+++ ITEMS +++

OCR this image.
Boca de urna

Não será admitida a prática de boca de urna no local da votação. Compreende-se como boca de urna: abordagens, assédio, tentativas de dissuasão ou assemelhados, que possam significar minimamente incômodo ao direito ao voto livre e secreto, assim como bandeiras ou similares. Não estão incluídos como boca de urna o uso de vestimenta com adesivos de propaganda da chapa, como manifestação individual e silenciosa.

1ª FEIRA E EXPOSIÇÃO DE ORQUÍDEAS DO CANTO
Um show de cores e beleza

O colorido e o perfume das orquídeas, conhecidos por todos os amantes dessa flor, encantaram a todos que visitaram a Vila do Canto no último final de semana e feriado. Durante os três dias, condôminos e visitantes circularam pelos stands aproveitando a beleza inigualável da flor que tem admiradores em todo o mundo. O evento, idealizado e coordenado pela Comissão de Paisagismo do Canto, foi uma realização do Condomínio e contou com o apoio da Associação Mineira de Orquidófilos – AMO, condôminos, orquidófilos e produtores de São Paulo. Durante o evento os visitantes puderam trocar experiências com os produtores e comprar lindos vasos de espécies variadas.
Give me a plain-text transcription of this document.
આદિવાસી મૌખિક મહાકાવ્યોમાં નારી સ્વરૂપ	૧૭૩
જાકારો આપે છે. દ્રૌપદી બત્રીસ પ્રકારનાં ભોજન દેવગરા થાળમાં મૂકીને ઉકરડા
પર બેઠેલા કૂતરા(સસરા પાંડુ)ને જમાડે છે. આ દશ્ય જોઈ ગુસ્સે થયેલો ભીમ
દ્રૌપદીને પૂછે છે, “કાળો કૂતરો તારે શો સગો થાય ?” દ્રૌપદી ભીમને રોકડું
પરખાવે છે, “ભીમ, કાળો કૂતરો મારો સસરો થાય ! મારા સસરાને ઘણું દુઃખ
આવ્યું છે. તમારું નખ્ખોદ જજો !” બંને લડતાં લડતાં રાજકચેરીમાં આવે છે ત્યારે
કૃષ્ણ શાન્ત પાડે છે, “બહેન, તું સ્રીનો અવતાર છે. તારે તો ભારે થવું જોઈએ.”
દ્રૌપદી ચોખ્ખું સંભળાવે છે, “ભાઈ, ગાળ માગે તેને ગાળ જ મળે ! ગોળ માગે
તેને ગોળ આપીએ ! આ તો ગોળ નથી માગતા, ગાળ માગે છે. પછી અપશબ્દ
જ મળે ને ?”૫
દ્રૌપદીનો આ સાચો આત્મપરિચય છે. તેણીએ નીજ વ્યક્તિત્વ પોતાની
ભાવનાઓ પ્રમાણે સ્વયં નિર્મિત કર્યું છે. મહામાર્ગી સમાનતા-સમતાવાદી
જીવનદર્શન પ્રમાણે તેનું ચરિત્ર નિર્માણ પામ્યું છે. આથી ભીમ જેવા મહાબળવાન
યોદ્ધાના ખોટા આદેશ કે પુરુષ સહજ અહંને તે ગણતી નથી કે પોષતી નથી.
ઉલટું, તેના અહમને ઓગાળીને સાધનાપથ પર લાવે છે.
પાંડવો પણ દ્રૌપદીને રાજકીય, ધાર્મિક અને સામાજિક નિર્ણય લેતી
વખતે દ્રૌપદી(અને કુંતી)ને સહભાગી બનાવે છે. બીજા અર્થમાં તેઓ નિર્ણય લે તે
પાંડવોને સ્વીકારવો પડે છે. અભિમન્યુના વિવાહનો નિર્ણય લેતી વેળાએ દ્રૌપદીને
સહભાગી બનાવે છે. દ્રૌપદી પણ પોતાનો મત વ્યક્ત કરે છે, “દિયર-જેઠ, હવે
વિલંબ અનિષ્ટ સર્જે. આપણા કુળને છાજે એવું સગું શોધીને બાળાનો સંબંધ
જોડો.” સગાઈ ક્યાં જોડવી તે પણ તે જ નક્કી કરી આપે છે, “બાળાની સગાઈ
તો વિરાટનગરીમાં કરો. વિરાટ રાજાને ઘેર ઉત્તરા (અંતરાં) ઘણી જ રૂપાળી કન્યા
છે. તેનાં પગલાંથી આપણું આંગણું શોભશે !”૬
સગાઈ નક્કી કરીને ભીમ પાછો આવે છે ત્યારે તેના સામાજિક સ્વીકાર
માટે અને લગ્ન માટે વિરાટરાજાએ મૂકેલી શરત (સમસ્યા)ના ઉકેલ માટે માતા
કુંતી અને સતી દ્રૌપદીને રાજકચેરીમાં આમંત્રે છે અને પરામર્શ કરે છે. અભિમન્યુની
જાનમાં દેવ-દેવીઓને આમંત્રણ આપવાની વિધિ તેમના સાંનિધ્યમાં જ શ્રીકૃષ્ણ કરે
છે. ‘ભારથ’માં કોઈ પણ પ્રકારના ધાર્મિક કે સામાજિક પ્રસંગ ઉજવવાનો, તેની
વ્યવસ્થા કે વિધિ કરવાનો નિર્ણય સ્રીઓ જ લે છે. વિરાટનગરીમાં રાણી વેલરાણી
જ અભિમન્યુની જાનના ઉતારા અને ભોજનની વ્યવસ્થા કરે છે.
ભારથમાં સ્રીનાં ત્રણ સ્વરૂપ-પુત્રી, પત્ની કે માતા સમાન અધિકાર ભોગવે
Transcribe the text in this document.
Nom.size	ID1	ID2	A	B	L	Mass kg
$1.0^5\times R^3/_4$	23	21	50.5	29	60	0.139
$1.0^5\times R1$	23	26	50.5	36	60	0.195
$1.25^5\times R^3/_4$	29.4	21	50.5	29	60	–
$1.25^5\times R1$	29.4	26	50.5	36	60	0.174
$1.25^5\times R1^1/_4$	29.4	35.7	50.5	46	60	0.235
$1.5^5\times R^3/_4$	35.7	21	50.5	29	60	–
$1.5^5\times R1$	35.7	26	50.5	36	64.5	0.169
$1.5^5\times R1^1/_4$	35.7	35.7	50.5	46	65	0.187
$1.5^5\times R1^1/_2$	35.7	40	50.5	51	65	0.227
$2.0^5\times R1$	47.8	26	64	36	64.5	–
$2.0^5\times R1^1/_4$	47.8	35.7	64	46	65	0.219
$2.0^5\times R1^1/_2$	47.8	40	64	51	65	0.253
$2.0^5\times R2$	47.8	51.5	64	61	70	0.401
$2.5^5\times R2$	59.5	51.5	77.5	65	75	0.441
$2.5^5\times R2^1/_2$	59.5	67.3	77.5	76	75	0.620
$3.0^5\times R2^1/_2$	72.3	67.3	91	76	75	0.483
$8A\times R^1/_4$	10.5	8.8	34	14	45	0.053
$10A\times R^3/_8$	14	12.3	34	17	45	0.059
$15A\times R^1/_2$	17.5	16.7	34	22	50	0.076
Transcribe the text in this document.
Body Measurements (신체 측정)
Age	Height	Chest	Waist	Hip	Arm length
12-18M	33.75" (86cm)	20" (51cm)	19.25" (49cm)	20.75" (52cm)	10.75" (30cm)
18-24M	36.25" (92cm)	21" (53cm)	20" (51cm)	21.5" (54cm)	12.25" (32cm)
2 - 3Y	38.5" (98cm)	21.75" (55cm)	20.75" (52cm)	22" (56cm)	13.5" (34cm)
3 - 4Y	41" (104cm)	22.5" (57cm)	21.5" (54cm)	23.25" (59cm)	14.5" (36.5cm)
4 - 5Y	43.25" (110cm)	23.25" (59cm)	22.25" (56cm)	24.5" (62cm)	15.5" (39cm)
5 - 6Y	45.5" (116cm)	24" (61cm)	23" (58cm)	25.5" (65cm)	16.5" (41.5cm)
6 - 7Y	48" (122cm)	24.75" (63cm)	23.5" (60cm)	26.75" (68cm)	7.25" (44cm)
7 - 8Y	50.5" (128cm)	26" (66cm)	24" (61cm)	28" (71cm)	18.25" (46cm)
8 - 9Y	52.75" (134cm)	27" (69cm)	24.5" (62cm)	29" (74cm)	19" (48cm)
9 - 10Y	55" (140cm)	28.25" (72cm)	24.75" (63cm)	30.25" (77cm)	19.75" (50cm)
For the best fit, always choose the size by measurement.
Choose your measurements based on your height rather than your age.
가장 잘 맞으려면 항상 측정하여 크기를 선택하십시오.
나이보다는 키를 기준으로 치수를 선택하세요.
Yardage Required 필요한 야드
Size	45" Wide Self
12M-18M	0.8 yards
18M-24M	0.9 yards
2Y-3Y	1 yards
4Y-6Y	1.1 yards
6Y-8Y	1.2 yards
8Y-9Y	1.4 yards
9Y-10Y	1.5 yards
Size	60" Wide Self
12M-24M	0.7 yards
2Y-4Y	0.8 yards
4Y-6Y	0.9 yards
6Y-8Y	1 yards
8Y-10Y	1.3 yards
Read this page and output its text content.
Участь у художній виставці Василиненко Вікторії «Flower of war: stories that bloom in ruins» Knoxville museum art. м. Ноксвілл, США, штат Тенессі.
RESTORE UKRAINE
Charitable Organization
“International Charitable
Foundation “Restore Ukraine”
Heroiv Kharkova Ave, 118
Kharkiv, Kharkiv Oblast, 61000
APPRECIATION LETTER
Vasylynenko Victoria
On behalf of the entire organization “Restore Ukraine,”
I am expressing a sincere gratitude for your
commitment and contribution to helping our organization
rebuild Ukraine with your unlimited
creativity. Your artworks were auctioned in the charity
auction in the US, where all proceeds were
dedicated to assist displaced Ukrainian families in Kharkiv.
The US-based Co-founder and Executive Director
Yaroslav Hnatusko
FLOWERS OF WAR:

+++

§ REQUIRED TASK: Isolate the lines above that contain the word "yards" and copy them.

§ WRITTEN RESPONSE:
12M-18M	0.8 yards
18M-24M	0.9 yards
2Y-3Y	1 yards
4Y-6Y	1.1 yards
6Y-8Y	1.2 yards
8Y-9Y	1.4 yards
9Y-10Y	1.5 yards
12M-24M	0.7 yards
2Y-4Y	0.8 yards
4Y-6Y	0.9 yards
6Y-8Y	1 yards
8Y-10Y	1.3 yards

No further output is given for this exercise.